→ **やること**
• 1. 原文のうち、「どのようなケアよりもまず基本となるのが、患者さんとの信頼関係です。」で始まり「る」という安心感を与えます。」で終わる部分を、一字一句そのまま繰り返してください。
• 2. 原文で紹介されている研究報告によると、不眠症はうつ病の発症リスクを約何倍に高めますか？

→ **原文**
----------------------------------------
薬物療法は睡眠障害治療の選択肢の一つですが、患者さんは副作用や依存への不安を抱えていることが少なくありません。

  • 正しい知識の提供: 処方された薬がどのような目的で、どのように効くのか、どのような副作用が起こりうるのかを分かりやすく説明します。特に、翌朝への眠気の持ち越しや、ふらつき・転倒のリスクについては具体的に伝え、安全対策を一緒に考えます。
  • 不安の傾聴: 「薬に頼りたくない」「やめられなくなるのでは」といった患者さんの不安を否定せず、まずは受け止めます。その上で、「睡眠薬は、つらい時期を乗り越えるためのお守りのようなもの」「非薬物療法と併用し、状態が安定すれば医師と相談しながら減らしていくことができる」といった説明で、過度な不安を和らげます。
  • 効果と副作用の観察: 服用後の患者さんの様子を注意深く観察し、効果が十分か、副作用は出ていないかをアセスメントします。その情報を医師に正確にフィードバックすることが、適切な処方調整に繋がります。

患者の訴えを傾聴し寄り添う

どのようなケアよりもまず基本となるのが、患者さんとの信頼関係です。
「眠れないつらさ」は、経験した人でなければ完全には理解できない主観的な苦痛です。看護師は、まず患者さんの訴えを真摯に、そして共感的に聴く姿勢を持つことが大切です。「つらいですね」「眠れないと日中もお身体がしんどいですよね」といった共感的な言葉かけは、患者さんに「自分の苦しみを分かってくれる人がいる」という安心感を与えます。
また、患者さんが睡眠改善のために行っている小さな努力(例:日中に散歩した、寝る前のスマホをやめてみた)を見つけて認め、賞賛することも、治療継続のモチベーションを高める上で非常に効果的です。

睡眠障害と関連の深い疾患

精神疾患、身体疾患、その他の疾患

睡眠障害は、単独で発症するだけでなく、様々な疾患の症状の一つとして現れたり、あるいは他の疾患の発症や悪化に関与したりすることがあります。看護師が睡眠障害のアセスメントを行う際には、背景に隠れている可能性のある疾患を念頭に置くことが、適切なケアや早期治療への連携に繋がります。

精神疾患

精神疾患と睡眠障害は、極めて密接な関係にあります。多くの場合、どちらが原因でどちらが結果かを切り分けるのが難しいほど、相互に影響し合っています。

  • うつ病: 不眠はうつ病の最も代表的な症状の一つであり、特に「早朝覚醒」と「中途覚醒」が典型的です。逆に、不眠症がうつ病の発症リスクを約2倍に高めるという研究報告もあります。患者さんが持続的な不眠とともに、気分の落ち込み、興味や喜びの喪失、食欲不振、疲労感などを訴える場合は、うつ病の可能性を考慮し、精神科医との連携を検討する必要があります。
  • 双極性障害: 気分の波によって睡眠パターンが大きく変動するのが特徴です。躁状態のときには、睡眠欲求が極端に減少し、数時間の睡眠でも活発に活動できます。一方、うつ状態のときには、過眠(長時間眠りすぎる)傾向がみられることが多くなります。
----------------------------------------
ページ分割データ
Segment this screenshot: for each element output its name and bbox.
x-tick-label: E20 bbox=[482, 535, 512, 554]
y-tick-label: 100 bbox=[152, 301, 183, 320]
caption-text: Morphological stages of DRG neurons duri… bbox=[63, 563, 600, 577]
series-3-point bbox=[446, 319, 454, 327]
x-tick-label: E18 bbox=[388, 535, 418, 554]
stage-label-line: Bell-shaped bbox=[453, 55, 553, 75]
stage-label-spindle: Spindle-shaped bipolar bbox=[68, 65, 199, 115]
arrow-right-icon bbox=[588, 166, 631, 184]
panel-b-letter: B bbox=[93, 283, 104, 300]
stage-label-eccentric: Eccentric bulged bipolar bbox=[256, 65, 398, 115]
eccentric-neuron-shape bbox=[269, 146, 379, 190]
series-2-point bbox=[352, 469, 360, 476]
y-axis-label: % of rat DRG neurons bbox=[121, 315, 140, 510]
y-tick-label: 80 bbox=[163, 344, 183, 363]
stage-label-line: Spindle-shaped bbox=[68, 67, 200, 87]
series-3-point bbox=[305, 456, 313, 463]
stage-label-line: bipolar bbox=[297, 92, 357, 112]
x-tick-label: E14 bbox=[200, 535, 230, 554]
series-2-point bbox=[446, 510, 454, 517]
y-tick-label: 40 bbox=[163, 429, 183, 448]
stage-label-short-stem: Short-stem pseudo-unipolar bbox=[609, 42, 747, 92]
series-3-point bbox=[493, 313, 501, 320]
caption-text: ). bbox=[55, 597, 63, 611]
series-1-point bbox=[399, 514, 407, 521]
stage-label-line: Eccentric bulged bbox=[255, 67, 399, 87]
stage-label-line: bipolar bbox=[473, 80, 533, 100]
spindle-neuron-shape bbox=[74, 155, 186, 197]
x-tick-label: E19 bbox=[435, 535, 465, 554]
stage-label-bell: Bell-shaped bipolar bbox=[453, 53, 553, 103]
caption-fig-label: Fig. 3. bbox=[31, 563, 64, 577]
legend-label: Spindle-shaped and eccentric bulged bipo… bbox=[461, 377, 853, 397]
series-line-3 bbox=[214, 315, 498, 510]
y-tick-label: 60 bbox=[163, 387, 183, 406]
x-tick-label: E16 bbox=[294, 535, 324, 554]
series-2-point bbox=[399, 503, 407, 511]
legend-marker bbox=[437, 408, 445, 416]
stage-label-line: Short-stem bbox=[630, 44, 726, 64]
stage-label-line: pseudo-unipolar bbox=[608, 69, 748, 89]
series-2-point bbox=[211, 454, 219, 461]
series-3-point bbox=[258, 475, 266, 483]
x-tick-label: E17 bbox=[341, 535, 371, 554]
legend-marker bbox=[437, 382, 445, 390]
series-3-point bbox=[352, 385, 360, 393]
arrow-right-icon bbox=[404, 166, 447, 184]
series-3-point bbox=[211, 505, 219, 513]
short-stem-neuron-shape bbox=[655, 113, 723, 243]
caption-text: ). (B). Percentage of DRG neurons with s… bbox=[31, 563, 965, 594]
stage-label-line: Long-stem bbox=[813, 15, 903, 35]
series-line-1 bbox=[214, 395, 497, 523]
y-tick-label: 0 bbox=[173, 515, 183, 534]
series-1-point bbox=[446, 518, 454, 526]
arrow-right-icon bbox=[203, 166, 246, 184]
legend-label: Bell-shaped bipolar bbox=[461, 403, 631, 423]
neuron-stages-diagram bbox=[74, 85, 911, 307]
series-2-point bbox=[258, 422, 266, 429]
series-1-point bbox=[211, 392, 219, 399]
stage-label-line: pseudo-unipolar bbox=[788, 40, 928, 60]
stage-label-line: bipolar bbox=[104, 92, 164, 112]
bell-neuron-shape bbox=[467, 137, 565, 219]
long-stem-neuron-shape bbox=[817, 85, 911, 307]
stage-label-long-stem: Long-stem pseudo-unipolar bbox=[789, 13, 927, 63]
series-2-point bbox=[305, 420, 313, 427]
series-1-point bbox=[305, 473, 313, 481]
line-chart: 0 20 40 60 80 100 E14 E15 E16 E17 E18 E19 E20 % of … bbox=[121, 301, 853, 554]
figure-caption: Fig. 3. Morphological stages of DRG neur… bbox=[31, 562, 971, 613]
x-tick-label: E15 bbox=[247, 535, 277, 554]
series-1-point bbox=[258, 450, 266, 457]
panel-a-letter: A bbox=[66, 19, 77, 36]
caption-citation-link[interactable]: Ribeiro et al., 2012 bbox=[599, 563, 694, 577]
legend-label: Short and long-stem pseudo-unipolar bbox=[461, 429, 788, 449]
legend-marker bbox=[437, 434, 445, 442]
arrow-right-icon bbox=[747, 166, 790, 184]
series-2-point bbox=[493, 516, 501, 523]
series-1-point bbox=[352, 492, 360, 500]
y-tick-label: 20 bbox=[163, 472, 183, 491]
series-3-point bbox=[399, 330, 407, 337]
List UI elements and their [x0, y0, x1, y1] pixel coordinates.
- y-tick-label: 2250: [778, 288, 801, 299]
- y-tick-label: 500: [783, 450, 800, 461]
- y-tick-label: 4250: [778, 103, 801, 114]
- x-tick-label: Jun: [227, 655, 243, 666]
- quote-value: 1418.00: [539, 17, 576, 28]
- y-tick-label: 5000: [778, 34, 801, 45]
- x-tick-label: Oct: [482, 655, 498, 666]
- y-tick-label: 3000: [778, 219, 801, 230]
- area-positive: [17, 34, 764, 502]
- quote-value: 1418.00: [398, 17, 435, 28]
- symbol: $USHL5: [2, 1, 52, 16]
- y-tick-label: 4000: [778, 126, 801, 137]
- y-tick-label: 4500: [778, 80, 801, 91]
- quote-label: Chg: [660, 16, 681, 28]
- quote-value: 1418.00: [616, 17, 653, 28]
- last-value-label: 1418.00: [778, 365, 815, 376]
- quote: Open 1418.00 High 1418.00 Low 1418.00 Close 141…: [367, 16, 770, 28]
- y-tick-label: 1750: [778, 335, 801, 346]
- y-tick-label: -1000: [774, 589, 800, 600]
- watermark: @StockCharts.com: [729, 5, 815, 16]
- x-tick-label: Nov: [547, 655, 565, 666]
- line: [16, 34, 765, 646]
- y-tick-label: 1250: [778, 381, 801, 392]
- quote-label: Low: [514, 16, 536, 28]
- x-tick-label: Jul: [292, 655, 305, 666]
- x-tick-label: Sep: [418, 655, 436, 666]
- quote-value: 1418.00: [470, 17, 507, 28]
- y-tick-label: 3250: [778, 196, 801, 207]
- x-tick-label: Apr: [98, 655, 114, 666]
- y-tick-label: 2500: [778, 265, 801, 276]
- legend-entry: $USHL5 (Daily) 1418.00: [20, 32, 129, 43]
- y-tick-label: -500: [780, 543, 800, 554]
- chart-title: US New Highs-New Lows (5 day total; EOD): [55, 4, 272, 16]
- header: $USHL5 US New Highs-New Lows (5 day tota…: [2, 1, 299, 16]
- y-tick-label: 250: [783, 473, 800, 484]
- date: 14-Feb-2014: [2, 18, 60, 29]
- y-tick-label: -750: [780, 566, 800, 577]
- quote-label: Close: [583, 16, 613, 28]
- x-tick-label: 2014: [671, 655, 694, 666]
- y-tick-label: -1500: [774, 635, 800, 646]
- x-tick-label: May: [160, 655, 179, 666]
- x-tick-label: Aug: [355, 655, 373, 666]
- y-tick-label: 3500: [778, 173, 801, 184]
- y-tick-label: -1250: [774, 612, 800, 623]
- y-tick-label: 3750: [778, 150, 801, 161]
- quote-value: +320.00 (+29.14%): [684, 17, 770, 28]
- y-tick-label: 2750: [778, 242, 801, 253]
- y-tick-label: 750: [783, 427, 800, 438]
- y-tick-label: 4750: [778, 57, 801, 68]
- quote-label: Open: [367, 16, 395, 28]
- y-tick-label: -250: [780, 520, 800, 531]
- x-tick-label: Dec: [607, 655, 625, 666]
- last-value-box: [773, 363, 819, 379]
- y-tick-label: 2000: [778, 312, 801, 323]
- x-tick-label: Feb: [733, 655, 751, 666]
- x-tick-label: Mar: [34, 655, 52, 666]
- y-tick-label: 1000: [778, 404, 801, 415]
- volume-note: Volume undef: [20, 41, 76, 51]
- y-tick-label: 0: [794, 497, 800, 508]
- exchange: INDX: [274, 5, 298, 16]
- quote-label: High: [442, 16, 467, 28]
----------------------------------------
→ **期待される結果**
• 1.
どのようなケアよりもまず基本となるのが、患者さんとの信頼関係です。
「眠れないつらさ」は、経験した人でなければ完全には理解できない主観的な苦痛です。看護師は、まず患者さんの訴えを真摯に、そして共感的に聴く姿勢を持つことが大切です。「つらいですね」「眠れないと日中もお身体がしんどいですよね」といった共感的な言葉かけは、患者さんに「自分の苦しみを分かってくれる人がいる」という安心感を与えます。

• 2. 約2倍です。